▼▼▼

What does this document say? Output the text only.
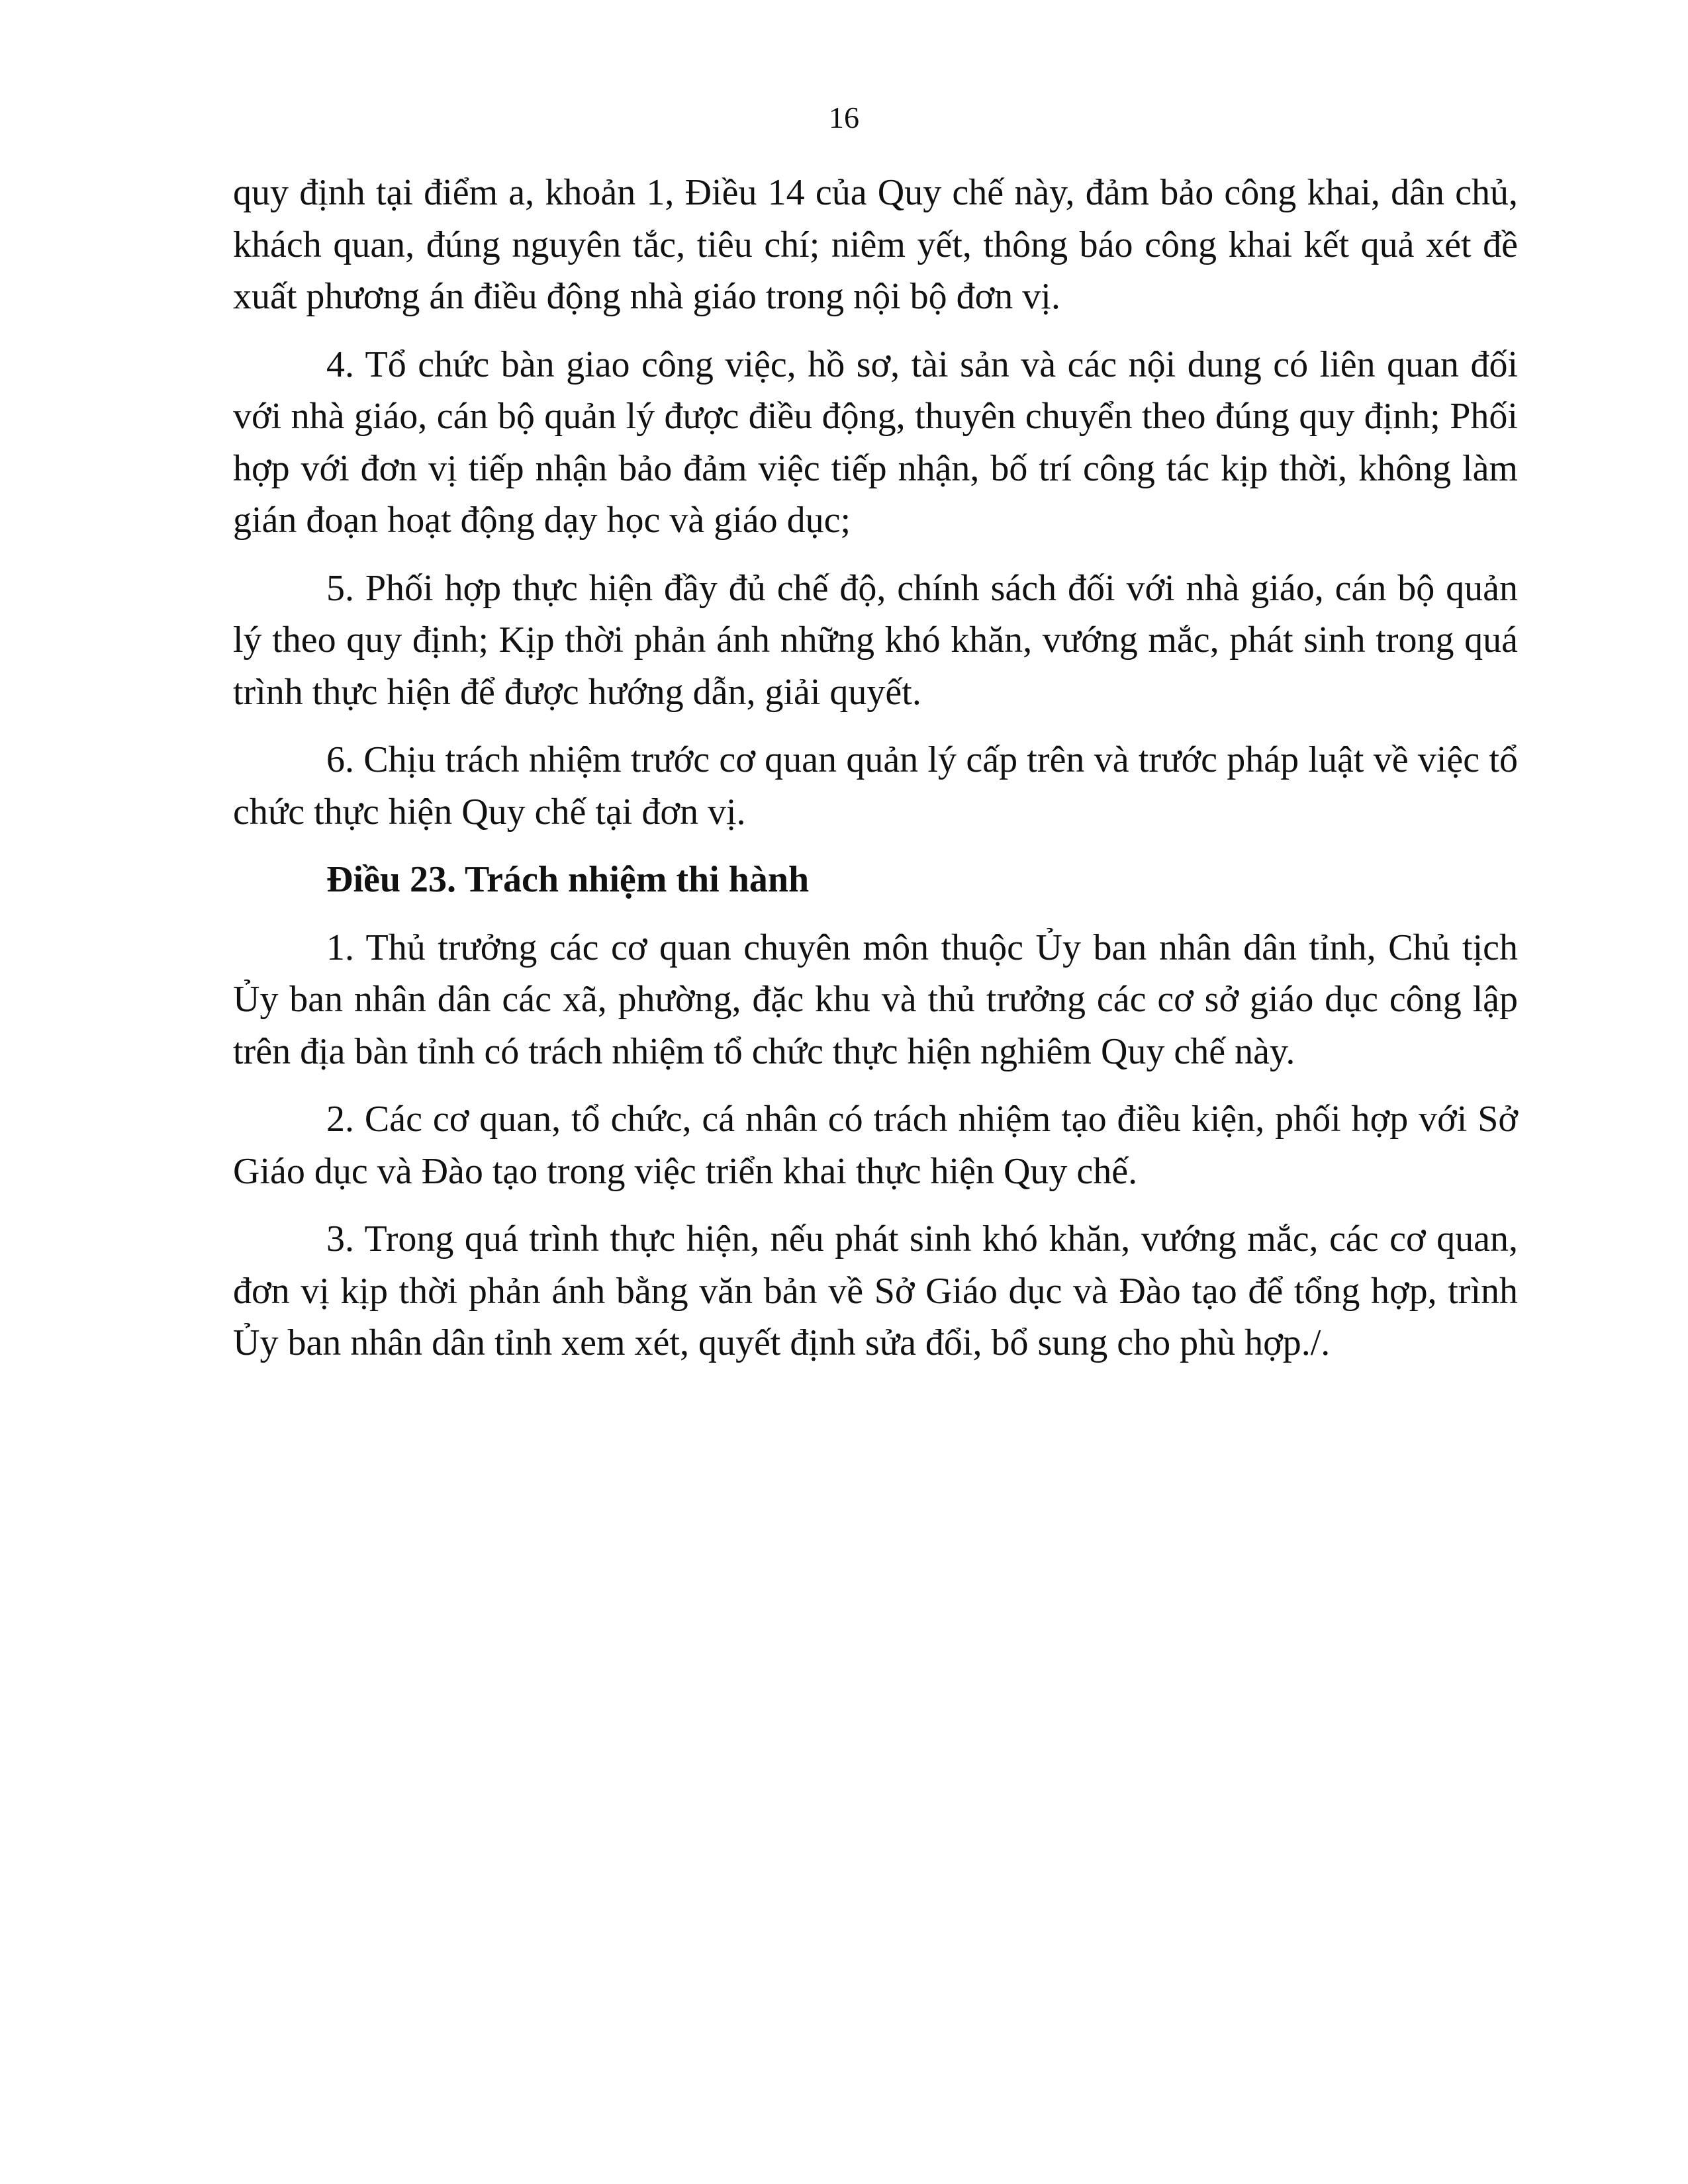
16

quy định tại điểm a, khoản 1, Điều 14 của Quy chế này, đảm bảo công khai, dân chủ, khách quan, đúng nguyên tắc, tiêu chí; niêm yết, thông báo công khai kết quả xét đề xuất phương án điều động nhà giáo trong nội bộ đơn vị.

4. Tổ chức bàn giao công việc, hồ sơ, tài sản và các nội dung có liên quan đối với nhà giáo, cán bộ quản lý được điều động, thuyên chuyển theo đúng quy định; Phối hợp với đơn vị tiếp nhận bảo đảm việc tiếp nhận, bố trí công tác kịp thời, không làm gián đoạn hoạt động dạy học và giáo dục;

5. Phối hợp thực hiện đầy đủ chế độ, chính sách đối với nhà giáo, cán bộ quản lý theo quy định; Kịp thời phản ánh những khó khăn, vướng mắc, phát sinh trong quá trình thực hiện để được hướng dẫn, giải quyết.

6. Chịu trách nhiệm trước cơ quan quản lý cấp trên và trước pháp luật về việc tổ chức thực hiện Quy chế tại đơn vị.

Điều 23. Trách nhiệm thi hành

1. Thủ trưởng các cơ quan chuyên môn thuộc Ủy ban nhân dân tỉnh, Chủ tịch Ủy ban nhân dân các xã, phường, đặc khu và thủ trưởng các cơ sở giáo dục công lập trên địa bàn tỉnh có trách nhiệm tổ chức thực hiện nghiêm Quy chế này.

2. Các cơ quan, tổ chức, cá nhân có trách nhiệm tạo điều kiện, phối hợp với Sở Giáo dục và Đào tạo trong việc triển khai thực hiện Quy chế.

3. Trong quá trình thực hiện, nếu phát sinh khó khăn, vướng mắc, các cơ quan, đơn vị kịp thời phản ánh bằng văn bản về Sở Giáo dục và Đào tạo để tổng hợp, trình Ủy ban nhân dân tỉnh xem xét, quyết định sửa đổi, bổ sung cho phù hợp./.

▲▲▲

» Problem
Reproduce each record above by retyping it exactly; omit all images.

» Task solution
What does this document say? Output the text only.
16

quy định tại điểm a, khoản 1, Điều 14 của Quy chế này, đảm bảo công khai, dân chủ, khách quan, đúng nguyên tắc, tiêu chí; niêm yết, thông báo công khai kết quả xét đề xuất phương án điều động nhà giáo trong nội bộ đơn vị.

4. Tổ chức bàn giao công việc, hồ sơ, tài sản và các nội dung có liên quan đối với nhà giáo, cán bộ quản lý được điều động, thuyên chuyển theo đúng quy định; Phối hợp với đơn vị tiếp nhận bảo đảm việc tiếp nhận, bố trí công tác kịp thời, không làm gián đoạn hoạt động dạy học và giáo dục;

5. Phối hợp thực hiện đầy đủ chế độ, chính sách đối với nhà giáo, cán bộ quản lý theo quy định; Kịp thời phản ánh những khó khăn, vướng mắc, phát sinh trong quá trình thực hiện để được hướng dẫn, giải quyết.

6. Chịu trách nhiệm trước cơ quan quản lý cấp trên và trước pháp luật về việc tổ chức thực hiện Quy chế tại đơn vị.

Điều 23. Trách nhiệm thi hành

1. Thủ trưởng các cơ quan chuyên môn thuộc Ủy ban nhân dân tỉnh, Chủ tịch Ủy ban nhân dân các xã, phường, đặc khu và thủ trưởng các cơ sở giáo dục công lập trên địa bàn tỉnh có trách nhiệm tổ chức thực hiện nghiêm Quy chế này.

2. Các cơ quan, tổ chức, cá nhân có trách nhiệm tạo điều kiện, phối hợp với Sở Giáo dục và Đào tạo trong việc triển khai thực hiện Quy chế.

3. Trong quá trình thực hiện, nếu phát sinh khó khăn, vướng mắc, các cơ quan, đơn vị kịp thời phản ánh bằng văn bản về Sở Giáo dục và Đào tạo để tổng hợp, trình Ủy ban nhân dân tỉnh xem xét, quyết định sửa đổi, bổ sung cho phù hợp./.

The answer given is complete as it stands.